EXERCISE INSTRUCTIONS: Where does the string "color" appear in the records? Copy every line that contains it.

(Figure dataset records)
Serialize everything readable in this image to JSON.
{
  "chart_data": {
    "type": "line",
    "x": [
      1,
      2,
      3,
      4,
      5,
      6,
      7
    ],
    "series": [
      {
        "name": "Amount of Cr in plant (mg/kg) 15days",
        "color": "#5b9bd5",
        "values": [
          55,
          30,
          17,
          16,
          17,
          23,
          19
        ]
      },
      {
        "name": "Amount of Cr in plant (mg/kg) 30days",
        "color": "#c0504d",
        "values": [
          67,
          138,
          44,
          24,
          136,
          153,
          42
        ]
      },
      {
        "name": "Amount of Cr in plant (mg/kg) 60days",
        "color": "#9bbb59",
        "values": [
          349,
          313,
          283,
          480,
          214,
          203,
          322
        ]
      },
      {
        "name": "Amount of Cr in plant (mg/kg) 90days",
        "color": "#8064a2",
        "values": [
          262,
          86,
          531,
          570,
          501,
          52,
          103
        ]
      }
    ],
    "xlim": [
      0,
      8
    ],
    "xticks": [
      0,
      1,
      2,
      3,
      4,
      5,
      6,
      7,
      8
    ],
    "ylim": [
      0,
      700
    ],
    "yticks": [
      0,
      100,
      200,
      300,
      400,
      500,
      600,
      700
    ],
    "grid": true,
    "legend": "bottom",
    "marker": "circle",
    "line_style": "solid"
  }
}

RESULT OF THIS EXERCISE:
        "color": "#5b9bd5",
        "color": "#c0504d",
        "color": "#9bbb59",
        "color": "#8064a2",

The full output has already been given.